Brief:
Find each line with the word "screenshot" and say how many there are, nothing else.

** START OF Records to use **

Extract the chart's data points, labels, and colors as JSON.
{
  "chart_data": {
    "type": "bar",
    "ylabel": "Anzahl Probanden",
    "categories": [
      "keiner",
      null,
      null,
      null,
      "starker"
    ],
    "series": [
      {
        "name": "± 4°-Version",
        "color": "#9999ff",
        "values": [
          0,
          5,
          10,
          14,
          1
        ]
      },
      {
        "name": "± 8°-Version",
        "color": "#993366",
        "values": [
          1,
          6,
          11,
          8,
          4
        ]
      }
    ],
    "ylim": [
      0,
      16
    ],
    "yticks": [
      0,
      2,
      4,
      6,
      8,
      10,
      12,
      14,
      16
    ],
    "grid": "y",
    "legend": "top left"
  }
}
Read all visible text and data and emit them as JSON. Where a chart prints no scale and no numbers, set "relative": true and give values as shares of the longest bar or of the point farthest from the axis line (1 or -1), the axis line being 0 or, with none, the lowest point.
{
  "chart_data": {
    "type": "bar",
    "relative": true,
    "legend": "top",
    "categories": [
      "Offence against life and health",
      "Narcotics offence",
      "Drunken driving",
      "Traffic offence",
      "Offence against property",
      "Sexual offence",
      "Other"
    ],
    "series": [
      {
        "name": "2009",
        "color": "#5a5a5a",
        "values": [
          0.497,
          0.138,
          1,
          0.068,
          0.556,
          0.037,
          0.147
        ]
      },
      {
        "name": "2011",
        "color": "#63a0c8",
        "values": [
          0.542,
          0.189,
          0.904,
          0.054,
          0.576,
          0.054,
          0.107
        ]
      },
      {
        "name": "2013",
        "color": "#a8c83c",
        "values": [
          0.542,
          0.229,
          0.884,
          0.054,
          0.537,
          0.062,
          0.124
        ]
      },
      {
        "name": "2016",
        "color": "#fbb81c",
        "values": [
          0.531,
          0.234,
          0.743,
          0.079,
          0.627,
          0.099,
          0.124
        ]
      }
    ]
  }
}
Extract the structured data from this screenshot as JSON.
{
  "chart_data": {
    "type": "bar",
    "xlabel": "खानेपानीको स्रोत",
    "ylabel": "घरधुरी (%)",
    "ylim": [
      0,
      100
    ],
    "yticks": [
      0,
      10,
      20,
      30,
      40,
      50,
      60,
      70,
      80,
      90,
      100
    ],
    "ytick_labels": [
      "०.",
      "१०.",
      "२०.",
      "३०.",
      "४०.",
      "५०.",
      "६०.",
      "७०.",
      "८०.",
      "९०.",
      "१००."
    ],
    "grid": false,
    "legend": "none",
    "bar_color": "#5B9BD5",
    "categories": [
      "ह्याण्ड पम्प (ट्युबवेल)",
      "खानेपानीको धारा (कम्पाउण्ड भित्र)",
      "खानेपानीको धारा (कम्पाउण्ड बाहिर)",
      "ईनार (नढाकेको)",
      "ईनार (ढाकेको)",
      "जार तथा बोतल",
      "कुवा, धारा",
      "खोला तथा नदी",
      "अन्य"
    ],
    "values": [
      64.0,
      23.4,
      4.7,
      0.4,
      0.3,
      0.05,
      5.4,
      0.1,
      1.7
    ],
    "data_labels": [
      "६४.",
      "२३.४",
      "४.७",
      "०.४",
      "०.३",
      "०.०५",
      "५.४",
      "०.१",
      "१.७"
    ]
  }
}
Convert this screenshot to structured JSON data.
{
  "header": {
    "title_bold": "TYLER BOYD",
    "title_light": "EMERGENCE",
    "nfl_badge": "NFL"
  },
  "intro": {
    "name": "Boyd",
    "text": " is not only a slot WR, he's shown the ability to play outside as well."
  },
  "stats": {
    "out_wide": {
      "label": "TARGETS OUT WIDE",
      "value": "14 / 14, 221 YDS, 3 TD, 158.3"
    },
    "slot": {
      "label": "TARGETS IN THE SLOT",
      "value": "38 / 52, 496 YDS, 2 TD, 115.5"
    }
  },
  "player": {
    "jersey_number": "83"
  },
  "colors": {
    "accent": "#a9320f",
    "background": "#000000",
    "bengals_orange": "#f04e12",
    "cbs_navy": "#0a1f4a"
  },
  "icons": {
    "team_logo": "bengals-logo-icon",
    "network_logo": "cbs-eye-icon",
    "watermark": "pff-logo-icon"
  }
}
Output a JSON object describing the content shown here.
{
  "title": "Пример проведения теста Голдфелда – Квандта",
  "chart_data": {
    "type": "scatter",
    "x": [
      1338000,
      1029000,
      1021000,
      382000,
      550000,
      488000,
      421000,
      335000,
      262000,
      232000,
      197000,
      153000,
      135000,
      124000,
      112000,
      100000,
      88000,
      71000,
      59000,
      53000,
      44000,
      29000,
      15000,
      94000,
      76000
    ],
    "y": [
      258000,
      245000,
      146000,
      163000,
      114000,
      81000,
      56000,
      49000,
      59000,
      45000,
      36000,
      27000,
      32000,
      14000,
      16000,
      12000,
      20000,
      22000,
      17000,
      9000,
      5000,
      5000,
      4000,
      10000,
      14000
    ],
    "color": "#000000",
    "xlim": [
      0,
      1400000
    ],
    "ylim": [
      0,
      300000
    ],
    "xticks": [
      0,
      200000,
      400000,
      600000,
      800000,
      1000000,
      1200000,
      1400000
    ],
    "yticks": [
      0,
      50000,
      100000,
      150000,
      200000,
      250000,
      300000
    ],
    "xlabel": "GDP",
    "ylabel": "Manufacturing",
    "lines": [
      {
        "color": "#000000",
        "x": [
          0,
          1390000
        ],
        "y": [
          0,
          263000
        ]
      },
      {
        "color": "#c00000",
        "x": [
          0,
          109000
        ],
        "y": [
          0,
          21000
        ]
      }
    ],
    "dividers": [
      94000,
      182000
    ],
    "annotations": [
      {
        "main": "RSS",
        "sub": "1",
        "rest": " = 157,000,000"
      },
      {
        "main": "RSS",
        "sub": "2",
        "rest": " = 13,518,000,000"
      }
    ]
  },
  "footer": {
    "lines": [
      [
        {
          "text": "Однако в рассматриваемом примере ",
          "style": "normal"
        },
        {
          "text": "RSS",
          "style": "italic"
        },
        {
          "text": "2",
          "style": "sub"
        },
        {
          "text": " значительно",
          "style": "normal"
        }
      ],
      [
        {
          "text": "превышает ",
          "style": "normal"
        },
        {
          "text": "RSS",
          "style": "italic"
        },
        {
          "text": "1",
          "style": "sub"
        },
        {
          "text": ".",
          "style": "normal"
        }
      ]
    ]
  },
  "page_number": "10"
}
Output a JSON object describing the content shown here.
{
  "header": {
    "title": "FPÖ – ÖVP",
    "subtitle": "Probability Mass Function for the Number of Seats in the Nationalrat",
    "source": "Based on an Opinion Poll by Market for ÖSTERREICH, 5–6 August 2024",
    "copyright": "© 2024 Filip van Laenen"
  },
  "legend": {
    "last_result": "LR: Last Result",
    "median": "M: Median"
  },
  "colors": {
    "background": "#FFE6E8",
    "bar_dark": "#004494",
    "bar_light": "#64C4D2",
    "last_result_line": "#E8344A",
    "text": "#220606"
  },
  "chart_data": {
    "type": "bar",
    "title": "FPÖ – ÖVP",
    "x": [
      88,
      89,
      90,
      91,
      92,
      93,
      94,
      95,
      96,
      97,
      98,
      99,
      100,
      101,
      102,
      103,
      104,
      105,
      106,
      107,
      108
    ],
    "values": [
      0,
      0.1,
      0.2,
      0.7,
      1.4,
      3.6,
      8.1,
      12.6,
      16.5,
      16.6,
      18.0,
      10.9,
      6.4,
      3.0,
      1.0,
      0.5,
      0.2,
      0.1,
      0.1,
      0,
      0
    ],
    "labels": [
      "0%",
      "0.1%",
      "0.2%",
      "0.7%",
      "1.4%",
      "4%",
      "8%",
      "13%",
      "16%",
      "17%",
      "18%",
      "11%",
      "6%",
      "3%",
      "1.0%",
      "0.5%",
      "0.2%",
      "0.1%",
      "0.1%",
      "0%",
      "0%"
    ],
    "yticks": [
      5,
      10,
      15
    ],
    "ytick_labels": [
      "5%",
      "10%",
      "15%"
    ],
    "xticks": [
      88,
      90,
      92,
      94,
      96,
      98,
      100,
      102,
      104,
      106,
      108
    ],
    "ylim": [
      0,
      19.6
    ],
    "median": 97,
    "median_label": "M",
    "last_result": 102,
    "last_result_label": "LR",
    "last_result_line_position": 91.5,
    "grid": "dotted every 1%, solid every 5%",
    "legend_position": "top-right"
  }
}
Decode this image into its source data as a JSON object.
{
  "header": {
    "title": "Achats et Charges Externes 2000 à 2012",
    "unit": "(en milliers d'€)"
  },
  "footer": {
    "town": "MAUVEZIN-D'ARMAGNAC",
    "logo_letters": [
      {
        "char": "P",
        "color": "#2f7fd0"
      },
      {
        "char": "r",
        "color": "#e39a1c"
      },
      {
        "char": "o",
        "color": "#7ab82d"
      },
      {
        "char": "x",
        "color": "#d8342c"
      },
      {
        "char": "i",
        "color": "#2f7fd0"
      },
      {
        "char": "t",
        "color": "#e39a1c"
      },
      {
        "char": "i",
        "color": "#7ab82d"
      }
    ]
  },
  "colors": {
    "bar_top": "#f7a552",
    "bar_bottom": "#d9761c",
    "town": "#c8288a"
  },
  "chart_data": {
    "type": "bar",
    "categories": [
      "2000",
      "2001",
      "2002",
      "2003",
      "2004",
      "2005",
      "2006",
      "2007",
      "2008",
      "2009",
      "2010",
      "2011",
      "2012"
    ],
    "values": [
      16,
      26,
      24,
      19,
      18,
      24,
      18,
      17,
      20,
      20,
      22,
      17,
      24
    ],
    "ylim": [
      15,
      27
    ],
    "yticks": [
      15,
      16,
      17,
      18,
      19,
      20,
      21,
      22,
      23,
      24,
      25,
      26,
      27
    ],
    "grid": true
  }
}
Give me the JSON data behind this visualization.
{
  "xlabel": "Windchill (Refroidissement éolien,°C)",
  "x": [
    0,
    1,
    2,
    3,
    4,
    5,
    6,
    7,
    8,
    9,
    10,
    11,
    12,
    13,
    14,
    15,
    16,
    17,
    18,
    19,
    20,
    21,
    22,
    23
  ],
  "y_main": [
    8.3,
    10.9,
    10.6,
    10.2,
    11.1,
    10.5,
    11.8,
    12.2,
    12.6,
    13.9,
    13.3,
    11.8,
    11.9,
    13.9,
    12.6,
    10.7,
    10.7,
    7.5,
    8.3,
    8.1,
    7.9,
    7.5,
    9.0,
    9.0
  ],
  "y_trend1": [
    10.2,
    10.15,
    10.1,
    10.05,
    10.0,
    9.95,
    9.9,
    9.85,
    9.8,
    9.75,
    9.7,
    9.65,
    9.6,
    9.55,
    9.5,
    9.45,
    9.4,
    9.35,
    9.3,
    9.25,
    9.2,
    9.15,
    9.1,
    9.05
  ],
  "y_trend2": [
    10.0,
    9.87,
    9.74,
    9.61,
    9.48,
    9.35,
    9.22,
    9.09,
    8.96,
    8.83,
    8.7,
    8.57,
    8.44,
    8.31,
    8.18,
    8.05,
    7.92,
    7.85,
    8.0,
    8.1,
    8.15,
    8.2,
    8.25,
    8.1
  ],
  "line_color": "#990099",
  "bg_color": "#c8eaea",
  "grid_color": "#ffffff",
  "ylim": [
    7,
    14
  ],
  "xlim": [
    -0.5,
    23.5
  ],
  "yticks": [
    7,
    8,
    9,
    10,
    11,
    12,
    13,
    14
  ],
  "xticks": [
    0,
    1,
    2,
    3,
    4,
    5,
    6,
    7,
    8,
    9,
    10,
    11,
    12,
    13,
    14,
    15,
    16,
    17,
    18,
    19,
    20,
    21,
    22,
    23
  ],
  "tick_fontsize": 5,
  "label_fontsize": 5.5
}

** END OF Records to use **

Complete response:
2